[To be done]:
Comb through the entries for "analyze" and pull out each line that holds it.

/---

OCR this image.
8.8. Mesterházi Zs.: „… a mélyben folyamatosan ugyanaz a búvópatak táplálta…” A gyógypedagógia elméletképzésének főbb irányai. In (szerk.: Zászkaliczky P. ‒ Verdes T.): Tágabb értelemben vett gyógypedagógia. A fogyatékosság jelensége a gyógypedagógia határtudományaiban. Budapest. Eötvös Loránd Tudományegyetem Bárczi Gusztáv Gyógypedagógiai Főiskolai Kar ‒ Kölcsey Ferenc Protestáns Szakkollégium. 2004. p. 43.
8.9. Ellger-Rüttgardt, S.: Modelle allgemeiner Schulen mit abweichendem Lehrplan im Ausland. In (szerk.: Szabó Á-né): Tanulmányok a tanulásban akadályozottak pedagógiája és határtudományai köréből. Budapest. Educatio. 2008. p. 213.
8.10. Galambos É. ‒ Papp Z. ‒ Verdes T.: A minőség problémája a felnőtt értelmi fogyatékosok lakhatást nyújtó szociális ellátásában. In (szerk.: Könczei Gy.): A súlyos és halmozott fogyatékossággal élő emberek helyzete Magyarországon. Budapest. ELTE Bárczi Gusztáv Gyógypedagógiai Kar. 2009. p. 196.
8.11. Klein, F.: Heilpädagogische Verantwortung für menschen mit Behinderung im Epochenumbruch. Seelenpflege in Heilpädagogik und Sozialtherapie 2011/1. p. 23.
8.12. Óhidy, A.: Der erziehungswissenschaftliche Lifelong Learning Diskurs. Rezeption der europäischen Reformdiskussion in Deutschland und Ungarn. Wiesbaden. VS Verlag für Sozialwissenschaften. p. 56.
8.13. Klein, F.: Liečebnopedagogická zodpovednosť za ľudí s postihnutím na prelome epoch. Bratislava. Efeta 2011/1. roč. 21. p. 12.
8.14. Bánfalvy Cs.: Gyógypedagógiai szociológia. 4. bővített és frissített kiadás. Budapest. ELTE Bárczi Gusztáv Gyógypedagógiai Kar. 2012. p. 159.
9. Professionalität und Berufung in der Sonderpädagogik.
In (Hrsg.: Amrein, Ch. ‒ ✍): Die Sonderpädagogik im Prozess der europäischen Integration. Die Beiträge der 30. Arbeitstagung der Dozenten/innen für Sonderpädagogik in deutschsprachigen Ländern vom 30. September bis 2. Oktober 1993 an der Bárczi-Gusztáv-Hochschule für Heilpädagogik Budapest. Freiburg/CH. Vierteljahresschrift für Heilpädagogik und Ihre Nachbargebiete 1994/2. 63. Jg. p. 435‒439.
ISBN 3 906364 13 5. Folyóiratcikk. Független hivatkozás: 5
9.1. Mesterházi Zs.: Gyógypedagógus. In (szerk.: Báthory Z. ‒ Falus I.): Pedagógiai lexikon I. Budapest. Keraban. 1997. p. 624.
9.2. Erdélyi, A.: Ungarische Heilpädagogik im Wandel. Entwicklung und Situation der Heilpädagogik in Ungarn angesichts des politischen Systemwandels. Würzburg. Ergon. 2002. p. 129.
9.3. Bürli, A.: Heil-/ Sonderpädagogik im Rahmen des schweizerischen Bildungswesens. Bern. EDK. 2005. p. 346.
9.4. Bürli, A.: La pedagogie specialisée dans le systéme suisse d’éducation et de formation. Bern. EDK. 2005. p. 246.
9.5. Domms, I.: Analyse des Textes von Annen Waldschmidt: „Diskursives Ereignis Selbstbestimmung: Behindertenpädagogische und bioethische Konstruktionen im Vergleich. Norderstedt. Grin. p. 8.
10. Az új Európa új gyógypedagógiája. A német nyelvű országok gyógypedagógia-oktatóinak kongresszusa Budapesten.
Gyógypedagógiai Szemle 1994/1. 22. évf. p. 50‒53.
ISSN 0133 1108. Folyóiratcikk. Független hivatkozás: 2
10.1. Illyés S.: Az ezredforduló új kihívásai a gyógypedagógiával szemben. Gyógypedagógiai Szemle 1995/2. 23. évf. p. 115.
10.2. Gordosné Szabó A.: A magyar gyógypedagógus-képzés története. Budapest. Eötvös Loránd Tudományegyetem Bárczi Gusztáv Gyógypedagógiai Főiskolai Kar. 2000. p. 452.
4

\---
/---

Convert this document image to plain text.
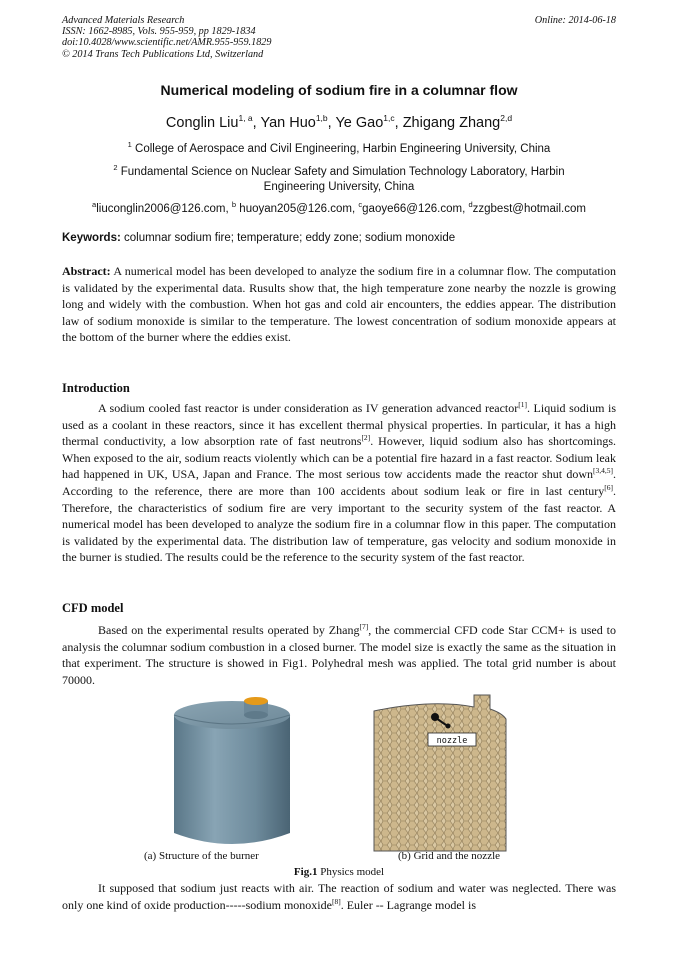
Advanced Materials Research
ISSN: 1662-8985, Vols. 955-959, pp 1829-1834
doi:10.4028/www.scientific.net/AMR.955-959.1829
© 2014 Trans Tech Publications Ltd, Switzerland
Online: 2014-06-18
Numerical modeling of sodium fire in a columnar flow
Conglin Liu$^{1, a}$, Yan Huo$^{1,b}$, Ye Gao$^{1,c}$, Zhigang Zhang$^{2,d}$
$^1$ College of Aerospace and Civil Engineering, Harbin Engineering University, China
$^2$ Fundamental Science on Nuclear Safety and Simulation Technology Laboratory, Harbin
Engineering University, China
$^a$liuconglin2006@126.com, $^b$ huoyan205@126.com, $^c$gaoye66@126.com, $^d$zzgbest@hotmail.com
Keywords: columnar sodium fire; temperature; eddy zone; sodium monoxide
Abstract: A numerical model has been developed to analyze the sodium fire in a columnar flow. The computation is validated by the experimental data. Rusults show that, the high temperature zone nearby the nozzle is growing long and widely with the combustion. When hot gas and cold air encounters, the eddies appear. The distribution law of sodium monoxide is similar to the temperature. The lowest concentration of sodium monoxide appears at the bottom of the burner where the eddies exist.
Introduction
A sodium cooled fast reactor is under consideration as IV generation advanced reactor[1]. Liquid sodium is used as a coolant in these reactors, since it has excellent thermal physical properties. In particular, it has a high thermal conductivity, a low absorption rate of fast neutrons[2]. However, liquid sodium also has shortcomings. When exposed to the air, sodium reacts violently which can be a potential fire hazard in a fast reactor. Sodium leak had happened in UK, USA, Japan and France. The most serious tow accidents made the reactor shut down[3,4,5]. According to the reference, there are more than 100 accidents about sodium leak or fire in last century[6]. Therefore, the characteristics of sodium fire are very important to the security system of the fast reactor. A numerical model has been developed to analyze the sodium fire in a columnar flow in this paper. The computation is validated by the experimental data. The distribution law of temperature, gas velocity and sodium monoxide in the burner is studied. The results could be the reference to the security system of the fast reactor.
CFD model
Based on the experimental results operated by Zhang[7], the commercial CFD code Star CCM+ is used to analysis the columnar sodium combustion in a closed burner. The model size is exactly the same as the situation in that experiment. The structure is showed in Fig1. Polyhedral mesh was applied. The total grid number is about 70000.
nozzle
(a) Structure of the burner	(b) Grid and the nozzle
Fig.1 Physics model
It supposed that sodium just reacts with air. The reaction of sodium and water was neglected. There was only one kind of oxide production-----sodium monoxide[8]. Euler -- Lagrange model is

\---
/---

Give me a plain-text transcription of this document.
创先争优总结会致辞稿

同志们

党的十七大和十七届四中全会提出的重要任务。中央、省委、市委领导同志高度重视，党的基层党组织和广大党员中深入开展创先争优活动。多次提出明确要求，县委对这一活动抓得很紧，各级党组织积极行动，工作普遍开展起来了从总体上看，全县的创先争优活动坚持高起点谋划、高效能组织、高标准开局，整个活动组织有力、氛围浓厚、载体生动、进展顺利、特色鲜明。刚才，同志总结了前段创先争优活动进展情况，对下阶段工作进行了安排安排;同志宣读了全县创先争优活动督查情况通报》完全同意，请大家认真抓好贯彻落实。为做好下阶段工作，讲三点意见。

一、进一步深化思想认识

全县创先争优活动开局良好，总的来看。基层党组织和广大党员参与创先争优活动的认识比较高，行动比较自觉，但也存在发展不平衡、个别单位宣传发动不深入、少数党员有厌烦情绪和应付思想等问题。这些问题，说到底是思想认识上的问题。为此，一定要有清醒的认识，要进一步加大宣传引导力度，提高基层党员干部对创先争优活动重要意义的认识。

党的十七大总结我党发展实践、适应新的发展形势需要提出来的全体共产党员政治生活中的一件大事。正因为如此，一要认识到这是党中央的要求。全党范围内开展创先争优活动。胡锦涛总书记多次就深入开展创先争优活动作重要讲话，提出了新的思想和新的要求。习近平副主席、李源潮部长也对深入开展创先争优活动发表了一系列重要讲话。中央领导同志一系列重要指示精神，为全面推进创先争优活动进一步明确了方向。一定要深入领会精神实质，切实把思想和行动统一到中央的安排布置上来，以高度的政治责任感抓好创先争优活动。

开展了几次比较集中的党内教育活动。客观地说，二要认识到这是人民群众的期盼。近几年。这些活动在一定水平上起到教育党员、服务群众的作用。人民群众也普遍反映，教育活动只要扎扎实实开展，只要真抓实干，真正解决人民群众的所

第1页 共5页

\---

[Response to this exercise]:
Abstract: A numerical model has been developed to analyze the sodium fire in a columnar flow. The computation is validated by the experimental data. Rusults show that, the high temperature zone nearby the nozzle is growing long and widely with the combustion. When hot gas and cold air encounters, the eddies appear. The distribution law of sodium monoxide is similar to the temperature. The lowest concentration of sodium monoxide appears at the bottom of the burner where the eddies exist.
A sodium cooled fast reactor is under consideration as IV generation advanced reactor[1]. Liquid sodium is used as a coolant in these reactors, since it has excellent thermal physical properties. In particular, it has a high thermal conductivity, a low absorption rate of fast neutrons[2]. However, liquid sodium also has shortcomings. When exposed to the air, sodium reacts violently which can be a potential fire hazard in a fast reactor. Sodium leak had happened in UK, USA, Japan and France. The most serious tow accidents made the reactor shut down[3,4,5]. According to the reference, there are more than 100 accidents about sodium leak or fire in last century[6]. Therefore, the characteristics of sodium fire are very important to the security system of the fast reactor. A numerical model has been developed to analyze the sodium fire in a columnar flow in this paper. The computation is validated by the experimental data. The distribution law of temperature, gas velocity and sodium monoxide in the burner is studied. The results could be the reference to the security system of the fast reactor.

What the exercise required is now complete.